▸ **WHAT IS NEEDED**
Starting at the line that contains "Convert this document image to plain text.", print every remaining line of the entries, unchanged, and output nothing more.

▸ **RECORDS**
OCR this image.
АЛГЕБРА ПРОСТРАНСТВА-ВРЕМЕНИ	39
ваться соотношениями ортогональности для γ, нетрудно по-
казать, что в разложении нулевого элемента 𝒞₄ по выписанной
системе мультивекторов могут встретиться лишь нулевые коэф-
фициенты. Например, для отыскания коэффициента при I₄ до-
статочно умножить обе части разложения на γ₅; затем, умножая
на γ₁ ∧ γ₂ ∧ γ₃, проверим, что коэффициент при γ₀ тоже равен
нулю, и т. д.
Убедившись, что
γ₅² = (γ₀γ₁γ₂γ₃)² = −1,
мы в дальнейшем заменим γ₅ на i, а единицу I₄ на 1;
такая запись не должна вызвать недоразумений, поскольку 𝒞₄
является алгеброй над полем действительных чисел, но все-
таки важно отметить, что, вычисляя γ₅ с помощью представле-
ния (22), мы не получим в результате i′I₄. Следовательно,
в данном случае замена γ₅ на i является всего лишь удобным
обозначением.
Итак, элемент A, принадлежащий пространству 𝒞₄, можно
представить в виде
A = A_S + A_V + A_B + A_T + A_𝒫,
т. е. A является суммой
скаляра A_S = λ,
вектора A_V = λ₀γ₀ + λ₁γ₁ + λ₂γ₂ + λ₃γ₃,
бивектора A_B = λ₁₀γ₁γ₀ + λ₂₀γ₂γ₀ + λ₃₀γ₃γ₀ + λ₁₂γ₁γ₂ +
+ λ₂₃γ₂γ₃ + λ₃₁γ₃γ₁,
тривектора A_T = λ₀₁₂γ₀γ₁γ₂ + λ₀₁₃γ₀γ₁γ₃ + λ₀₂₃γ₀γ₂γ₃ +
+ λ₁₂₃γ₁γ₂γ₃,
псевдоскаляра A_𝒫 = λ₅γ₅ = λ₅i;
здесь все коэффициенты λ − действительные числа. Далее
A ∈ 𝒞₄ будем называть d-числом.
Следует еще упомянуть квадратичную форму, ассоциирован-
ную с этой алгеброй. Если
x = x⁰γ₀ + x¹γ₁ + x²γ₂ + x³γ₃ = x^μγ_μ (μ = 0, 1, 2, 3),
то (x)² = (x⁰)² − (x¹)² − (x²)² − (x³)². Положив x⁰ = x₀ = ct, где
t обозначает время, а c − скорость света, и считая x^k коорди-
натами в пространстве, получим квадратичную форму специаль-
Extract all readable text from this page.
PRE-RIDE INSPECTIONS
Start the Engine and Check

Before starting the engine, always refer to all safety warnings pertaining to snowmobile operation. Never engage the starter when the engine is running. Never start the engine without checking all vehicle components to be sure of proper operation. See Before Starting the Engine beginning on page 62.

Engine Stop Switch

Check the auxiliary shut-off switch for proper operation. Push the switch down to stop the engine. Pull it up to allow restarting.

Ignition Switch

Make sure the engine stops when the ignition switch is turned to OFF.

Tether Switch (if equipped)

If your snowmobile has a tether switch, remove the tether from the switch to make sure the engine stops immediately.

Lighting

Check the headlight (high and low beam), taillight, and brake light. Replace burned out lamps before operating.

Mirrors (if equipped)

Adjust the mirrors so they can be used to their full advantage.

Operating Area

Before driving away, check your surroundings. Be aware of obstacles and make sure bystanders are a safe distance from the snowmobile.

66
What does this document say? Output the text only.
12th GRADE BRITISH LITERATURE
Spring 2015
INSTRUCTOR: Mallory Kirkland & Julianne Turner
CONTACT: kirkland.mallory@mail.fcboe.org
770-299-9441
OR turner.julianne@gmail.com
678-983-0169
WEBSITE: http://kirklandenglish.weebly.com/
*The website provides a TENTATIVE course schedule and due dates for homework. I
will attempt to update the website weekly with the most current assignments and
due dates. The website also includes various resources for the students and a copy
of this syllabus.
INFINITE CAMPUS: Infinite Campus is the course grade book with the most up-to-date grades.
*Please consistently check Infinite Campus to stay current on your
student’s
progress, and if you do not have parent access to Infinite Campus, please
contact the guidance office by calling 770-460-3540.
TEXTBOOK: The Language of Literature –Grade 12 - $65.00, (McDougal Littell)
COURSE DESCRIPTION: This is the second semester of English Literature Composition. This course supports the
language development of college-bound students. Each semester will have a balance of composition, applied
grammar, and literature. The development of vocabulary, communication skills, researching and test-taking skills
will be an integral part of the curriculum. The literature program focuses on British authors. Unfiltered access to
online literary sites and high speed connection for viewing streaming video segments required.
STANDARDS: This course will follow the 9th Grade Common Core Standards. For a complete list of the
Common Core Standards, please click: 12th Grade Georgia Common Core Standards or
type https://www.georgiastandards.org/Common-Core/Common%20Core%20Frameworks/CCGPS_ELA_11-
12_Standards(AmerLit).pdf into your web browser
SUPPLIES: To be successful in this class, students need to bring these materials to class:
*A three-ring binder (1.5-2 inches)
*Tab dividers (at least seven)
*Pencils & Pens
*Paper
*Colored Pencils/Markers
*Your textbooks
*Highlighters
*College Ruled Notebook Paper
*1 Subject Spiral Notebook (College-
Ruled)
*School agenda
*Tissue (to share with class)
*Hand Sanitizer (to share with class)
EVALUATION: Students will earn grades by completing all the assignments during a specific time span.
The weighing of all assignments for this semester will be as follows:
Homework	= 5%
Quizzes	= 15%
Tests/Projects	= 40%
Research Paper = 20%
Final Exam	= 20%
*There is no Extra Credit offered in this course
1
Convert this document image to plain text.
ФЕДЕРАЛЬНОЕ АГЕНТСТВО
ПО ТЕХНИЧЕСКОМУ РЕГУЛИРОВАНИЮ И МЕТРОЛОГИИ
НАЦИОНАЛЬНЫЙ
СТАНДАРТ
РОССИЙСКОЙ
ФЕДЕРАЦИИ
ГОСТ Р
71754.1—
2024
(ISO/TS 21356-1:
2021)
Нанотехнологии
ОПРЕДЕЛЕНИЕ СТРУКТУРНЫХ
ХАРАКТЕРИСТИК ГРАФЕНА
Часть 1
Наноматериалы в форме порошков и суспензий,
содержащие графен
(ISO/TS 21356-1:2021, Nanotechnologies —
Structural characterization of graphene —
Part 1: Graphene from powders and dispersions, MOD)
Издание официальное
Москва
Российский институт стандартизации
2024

▸ **SOLUTION TO THIS EXERCISE**
Convert this document image to plain text.
ФЕДЕРАЛЬНОЕ АГЕНТСТВО
ПО ТЕХНИЧЕСКОМУ РЕГУЛИРОВАНИЮ И МЕТРОЛОГИИ
НАЦИОНАЛЬНЫЙ
СТАНДАРТ
РОССИЙСКОЙ
ФЕДЕРАЦИИ
ГОСТ Р
71754.1—
2024
(ISO/TS 21356-1:
2021)
Нанотехнологии
ОПРЕДЕЛЕНИЕ СТРУКТУРНЫХ
ХАРАКТЕРИСТИК ГРАФЕНА
Часть 1
Наноматериалы в форме порошков и суспензий,
содержащие графен
(ISO/TS 21356-1:2021, Nanotechnologies —
Structural characterization of graphene —
Part 1: Graphene from powders and dispersions, MOD)
Издание официальное
Москва
Российский институт стандартизации
2024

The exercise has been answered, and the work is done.